→ Pasaje seleccionado:
|---|

SOBRE LA VACIEDAD DE LA VIDA        (Eclesiastés 1,2; 2,21-23, Lucas 12,13-21)

P. Harry Reyes, OSA

Quiero compartir esta reflexión a partir de estos textos bíblicos que llamaron mucho mi atención sobre nuestra vida cotidiana y la del mundo actual, que cada vez está optando por un mundo materialista y egoísta que deja de lado todo lo humano y lo fraterno.

|---|

→ Registros proporcionados:

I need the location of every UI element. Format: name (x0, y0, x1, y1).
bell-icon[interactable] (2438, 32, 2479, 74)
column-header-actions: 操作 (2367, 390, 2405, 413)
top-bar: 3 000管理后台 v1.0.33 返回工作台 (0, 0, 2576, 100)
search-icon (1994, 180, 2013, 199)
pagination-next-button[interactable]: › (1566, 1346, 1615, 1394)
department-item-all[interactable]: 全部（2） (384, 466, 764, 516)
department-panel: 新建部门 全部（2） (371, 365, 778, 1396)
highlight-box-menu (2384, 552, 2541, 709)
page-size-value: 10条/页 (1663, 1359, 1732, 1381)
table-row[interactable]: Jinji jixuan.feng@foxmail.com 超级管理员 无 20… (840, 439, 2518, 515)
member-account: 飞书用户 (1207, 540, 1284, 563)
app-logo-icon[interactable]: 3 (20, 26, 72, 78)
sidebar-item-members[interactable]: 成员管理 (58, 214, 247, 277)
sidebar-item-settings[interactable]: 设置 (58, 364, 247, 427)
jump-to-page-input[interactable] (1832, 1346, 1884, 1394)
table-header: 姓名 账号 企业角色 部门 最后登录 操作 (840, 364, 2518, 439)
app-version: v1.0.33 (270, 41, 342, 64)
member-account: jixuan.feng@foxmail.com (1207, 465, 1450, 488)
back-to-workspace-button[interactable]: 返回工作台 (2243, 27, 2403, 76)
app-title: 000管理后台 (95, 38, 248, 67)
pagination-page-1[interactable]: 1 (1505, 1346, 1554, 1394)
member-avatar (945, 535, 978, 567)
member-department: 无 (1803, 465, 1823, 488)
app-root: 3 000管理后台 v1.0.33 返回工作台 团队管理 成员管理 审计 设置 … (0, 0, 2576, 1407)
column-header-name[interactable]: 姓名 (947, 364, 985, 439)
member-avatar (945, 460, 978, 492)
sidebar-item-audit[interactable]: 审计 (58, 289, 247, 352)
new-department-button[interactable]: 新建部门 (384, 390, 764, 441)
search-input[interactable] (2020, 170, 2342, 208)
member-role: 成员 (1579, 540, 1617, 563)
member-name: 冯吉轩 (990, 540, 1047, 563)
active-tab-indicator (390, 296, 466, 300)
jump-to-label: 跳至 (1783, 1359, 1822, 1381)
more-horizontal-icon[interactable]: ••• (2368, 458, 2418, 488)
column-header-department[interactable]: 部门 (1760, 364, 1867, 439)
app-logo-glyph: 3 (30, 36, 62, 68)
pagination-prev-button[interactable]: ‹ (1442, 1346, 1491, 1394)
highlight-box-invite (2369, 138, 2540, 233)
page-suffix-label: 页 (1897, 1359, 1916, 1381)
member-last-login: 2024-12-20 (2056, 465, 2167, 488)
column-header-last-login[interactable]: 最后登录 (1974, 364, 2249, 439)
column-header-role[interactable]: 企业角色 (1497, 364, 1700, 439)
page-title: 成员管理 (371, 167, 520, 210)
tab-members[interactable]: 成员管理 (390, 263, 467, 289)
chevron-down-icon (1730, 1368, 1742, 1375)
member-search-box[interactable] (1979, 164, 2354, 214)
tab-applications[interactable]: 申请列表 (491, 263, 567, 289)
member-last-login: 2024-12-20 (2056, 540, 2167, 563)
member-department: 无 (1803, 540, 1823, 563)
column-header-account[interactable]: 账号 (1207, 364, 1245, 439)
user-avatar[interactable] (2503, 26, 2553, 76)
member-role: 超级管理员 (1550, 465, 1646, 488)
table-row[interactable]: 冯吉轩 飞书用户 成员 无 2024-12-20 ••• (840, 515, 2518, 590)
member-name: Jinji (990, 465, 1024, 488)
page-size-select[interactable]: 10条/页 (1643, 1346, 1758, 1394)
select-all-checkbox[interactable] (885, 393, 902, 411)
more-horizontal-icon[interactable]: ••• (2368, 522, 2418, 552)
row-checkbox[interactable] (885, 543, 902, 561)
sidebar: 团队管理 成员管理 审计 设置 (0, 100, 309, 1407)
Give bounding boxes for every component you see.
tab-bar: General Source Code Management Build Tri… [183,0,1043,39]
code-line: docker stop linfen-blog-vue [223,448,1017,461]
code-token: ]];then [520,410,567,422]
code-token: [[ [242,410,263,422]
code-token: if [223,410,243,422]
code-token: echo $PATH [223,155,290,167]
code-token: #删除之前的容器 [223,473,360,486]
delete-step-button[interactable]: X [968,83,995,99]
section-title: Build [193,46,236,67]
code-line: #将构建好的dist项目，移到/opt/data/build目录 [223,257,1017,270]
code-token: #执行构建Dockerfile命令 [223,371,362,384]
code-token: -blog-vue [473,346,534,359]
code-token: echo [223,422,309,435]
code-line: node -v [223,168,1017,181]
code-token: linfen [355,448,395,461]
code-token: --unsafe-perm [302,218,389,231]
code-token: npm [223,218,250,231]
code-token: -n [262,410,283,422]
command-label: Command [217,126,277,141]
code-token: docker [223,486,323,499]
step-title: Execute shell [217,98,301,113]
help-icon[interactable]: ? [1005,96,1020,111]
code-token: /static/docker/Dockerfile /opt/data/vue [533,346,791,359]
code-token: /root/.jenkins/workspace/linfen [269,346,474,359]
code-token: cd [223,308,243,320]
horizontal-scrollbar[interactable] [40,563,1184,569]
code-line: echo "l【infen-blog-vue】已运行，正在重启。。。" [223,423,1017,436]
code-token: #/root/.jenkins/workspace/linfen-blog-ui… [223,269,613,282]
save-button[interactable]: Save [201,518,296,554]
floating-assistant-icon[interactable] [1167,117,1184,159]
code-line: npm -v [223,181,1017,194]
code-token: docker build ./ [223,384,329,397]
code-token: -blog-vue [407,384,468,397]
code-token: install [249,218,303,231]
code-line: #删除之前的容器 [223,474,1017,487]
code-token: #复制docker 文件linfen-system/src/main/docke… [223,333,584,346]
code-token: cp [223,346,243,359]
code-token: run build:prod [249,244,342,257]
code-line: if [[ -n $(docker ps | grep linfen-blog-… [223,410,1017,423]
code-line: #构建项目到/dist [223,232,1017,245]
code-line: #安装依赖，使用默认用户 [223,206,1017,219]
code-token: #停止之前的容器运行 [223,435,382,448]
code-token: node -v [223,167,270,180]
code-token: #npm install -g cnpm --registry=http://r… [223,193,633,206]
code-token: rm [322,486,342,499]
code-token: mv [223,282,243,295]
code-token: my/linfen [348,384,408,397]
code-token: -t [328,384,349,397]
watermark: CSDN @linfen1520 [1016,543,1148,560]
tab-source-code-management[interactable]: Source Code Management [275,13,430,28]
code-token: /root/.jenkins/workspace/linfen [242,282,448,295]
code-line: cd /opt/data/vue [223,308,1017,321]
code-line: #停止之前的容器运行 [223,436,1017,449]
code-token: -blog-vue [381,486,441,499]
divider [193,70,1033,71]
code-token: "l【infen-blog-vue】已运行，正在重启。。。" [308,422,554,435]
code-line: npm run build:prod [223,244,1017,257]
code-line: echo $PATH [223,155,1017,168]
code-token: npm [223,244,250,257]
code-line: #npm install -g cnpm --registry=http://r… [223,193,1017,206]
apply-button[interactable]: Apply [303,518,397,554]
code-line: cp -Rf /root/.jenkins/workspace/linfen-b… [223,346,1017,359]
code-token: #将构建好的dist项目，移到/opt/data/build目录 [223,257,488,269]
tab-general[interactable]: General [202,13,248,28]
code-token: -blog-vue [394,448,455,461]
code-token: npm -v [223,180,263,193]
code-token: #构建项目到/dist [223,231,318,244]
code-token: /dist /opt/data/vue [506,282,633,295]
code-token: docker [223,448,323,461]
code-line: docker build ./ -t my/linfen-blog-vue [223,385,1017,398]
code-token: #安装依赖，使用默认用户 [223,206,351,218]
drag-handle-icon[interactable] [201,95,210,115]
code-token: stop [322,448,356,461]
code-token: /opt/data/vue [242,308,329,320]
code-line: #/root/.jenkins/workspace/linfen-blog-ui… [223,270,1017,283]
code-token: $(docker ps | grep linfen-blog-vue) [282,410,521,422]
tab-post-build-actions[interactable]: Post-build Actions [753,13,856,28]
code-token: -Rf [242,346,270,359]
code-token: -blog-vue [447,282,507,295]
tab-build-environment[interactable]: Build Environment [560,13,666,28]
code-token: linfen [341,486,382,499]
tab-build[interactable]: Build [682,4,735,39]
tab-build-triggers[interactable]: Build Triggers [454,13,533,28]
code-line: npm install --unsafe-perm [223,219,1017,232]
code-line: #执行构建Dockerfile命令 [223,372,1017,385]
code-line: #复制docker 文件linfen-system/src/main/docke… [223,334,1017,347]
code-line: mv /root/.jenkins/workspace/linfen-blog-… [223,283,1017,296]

|---|

→ Tarea breve: Por favor, reproduce literalmente el fragmento de la reflexión sobre la vaciedad de la vida comprendido entre "P. Harry Reyes, OSA" y "y lo fraterno.", ambos incluidos.

→ Respuesta esperada:
P. Harry Reyes, OSA

Quiero compartir esta reflexión a partir de estos textos bíblicos que llamaron mucho mi atención sobre nuestra vida cotidiana y la del mundo actual, que cada vez está optando por un mundo materialista y egoísta que deja de lado todo lo humano y lo fraterno.